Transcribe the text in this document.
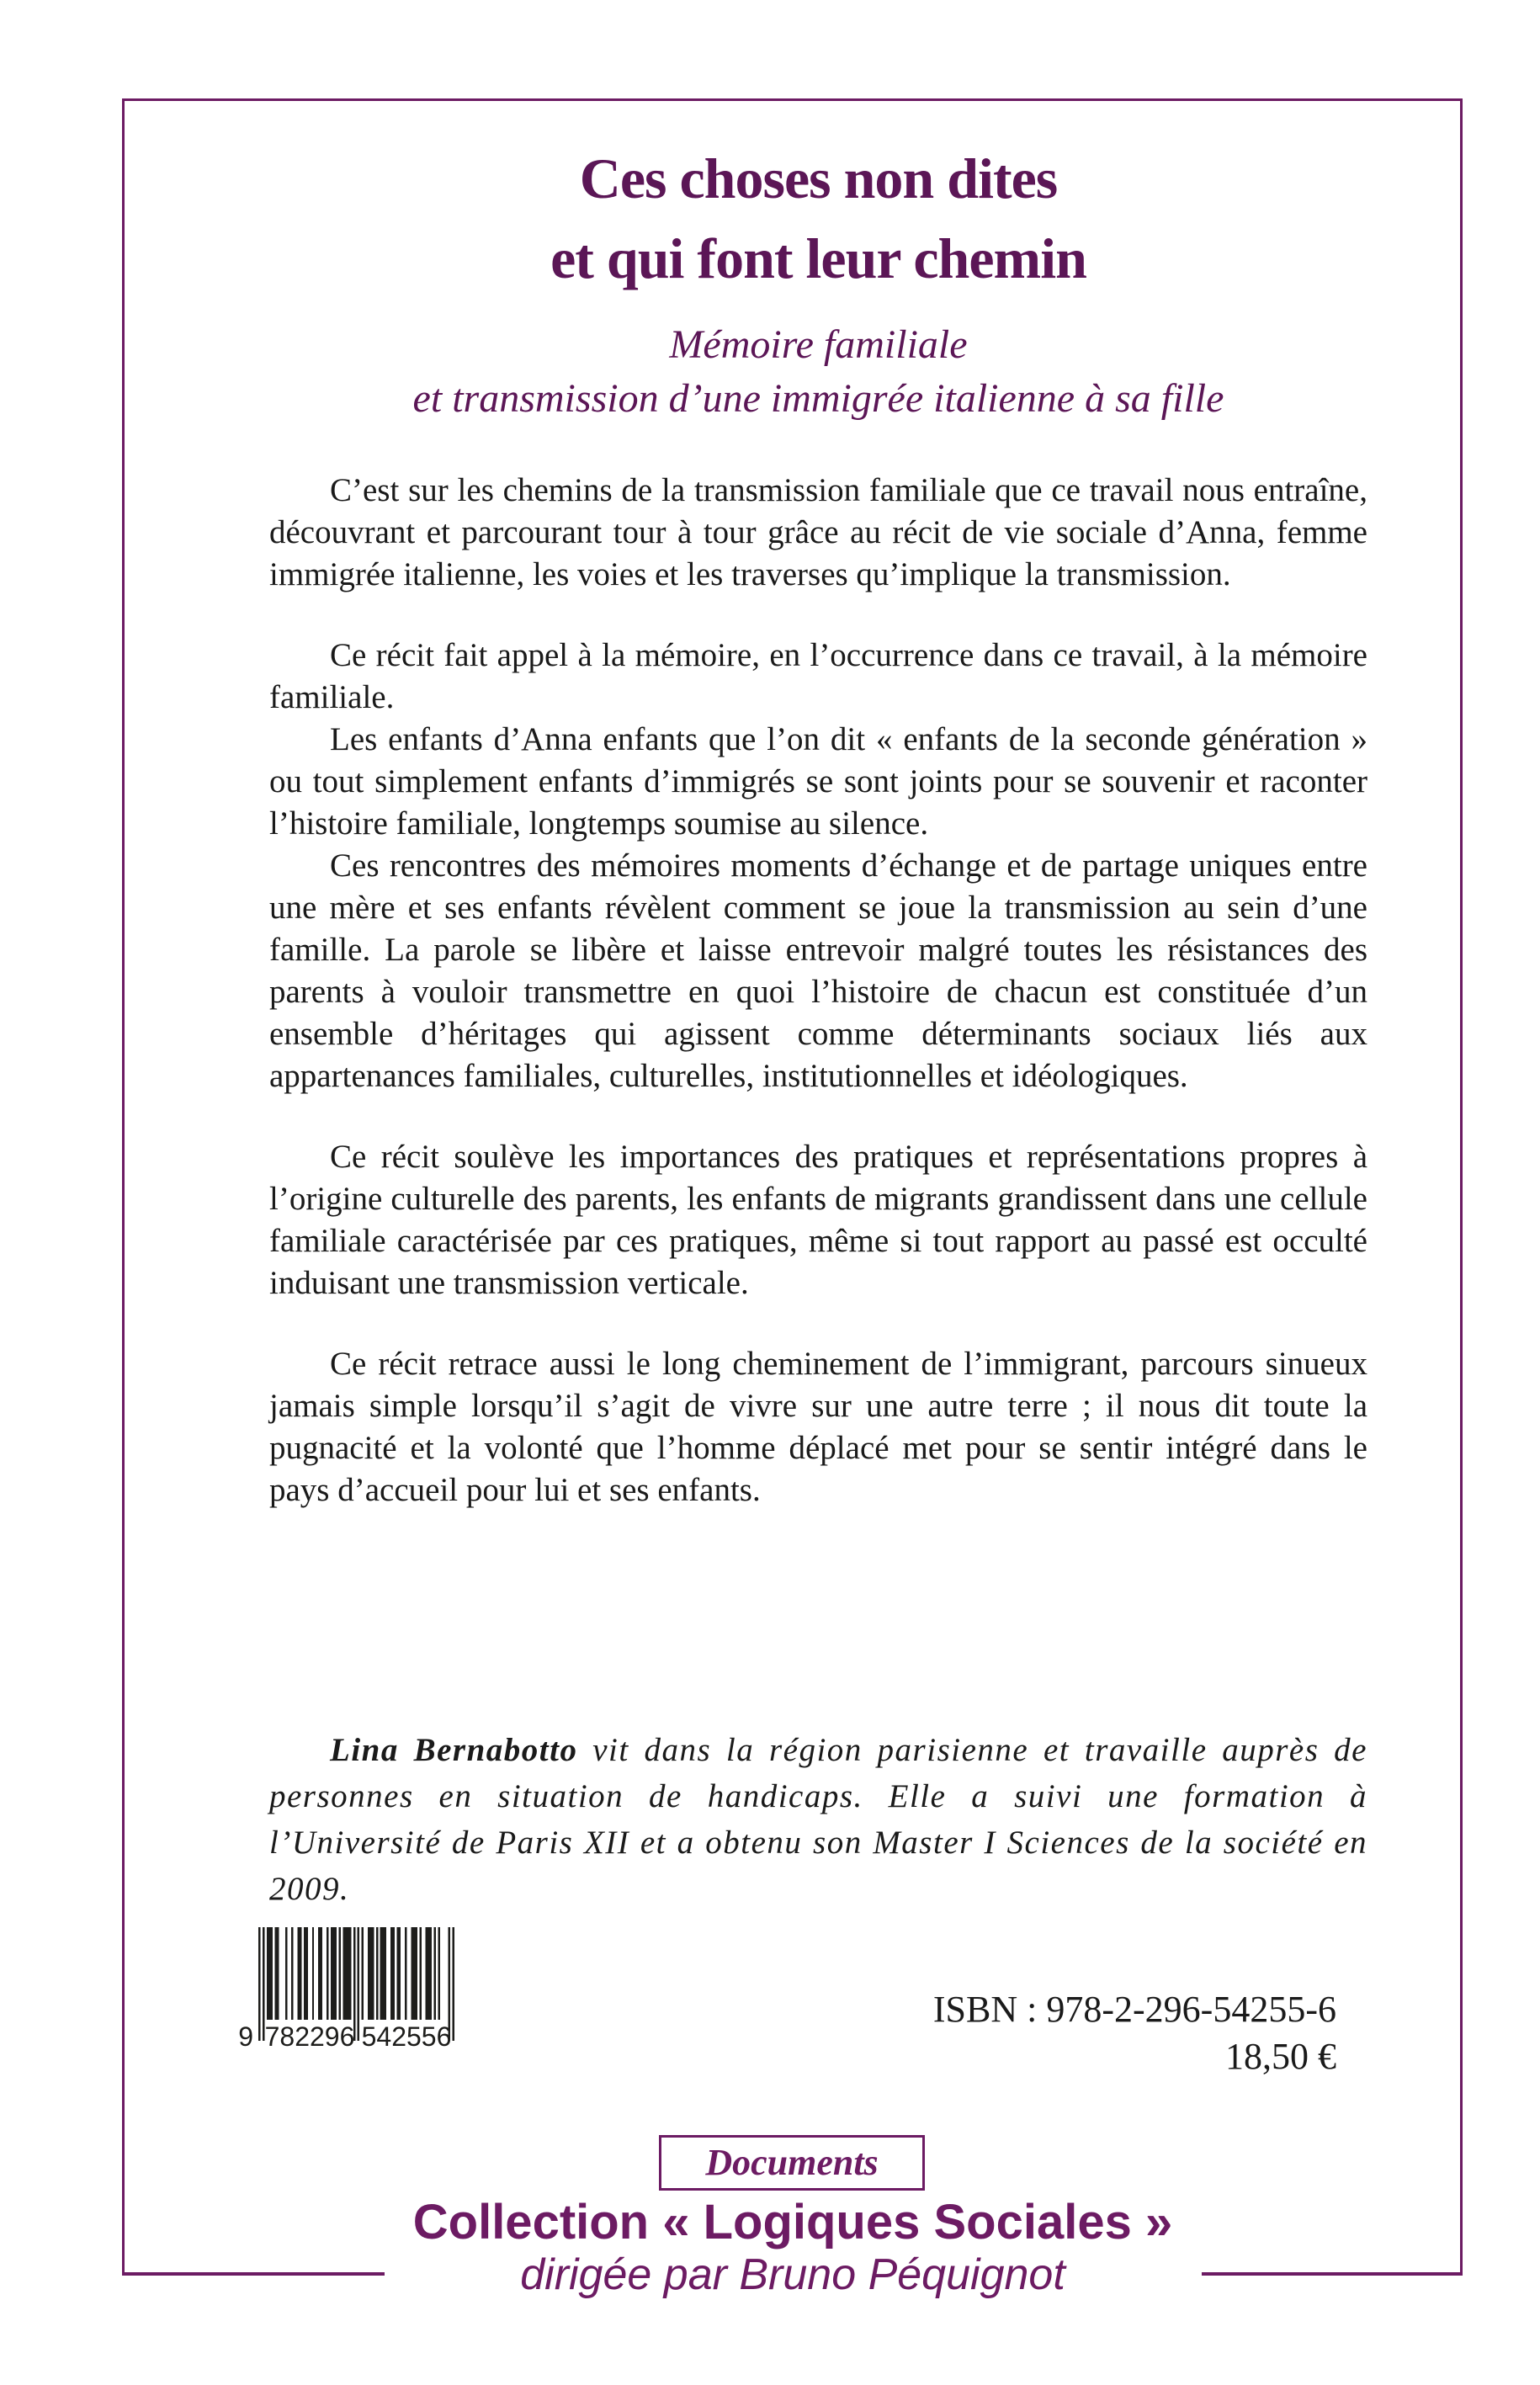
Ces choses non dites
et qui font leur chemin
Mémoire familiale
et transmission d’une immigrée italienne à sa fille

C’est sur les chemins de la transmission familiale que ce travail nous entraîne, découvrant et parcourant tour à tour grâce au récit de vie sociale d’Anna, femme immigrée italienne, les voies et les traverses qu’implique la transmission.

Ce récit fait appel à la mémoire, en l’occurrence dans ce travail, à la mémoire familiale.

Les enfants d’Anna enfants que l’on dit « enfants de la seconde génération » ou tout simplement enfants d’immigrés se sont joints pour se souvenir et raconter l’histoire familiale, longtemps soumise au silence.

Ces rencontres des mémoires moments d’échange et de partage uniques entre une mère et ses enfants révèlent comment se joue la transmission au sein d’une famille. La parole se libère et laisse entrevoir malgré toutes les résistances des parents à vouloir transmettre en quoi l’histoire de chacun est constituée d’un ensemble d’héritages qui agissent comme déterminants sociaux liés aux appartenances familiales, culturelles, institutionnelles et idéologiques.

Ce récit soulève les importances des pratiques et représentations propres à l’origine culturelle des parents, les enfants de migrants grandissent dans une cellule familiale caractérisée par ces pratiques, même si tout rapport au passé est occulté induisant une transmission verticale.

Ce récit retrace aussi le long cheminement de l’immigrant, parcours sinueux jamais simple lorsqu’il s’agit de vivre sur une autre terre ; il nous dit toute la pugnacité et la volonté que l’homme déplacé met pour se sentir intégré dans le pays d’accueil pour lui et ses enfants.

Lina Bernabotto vit dans la région parisienne et travaille auprès de personnes en situation de handicaps. Elle a suivi une formation à l’Université de Paris XII et a obtenu son Master I Sciences de la société en 2009.

9 782296 542556
ISBN : 978-2-296-54255-6
18,50 €
Documents
Collection « Logiques Sociales »
dirigée par Bruno Péquignot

What needs to be done
Return every line in the listing that contains the word "Anna".

The result
C’est sur les chemins de la transmission familiale que ce travail nous entraîne, découvrant et parcourant tour à tour grâce au récit de vie sociale d’Anna, femme immigrée italienne, les voies et les traverses qu’implique la transmission.
Les enfants d’Anna enfants que l’on dit « enfants de la seconde génération » ou tout simplement enfants d’immigrés se sont joints pour se souvenir et raconter l’histoire familiale, longtemps soumise au silence.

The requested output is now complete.